╭─ Data extract

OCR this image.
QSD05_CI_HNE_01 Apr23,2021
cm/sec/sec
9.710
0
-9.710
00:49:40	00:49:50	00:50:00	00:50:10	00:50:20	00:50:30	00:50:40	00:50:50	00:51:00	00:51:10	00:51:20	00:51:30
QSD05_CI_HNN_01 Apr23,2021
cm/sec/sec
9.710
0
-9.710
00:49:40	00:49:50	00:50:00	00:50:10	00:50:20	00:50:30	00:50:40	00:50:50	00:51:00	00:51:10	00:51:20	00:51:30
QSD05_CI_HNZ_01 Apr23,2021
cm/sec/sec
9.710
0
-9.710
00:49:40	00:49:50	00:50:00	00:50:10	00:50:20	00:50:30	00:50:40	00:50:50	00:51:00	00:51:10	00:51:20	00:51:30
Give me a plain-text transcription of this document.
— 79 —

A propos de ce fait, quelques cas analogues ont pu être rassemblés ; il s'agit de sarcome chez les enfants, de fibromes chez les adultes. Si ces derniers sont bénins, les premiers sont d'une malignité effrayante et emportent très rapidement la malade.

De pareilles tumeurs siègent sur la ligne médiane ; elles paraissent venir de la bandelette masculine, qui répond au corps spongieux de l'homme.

╰─

* Written instruction: Collect each line holding the string "this".

* Task solution:
OCR this image.
Give me a plain-text transcription of this document.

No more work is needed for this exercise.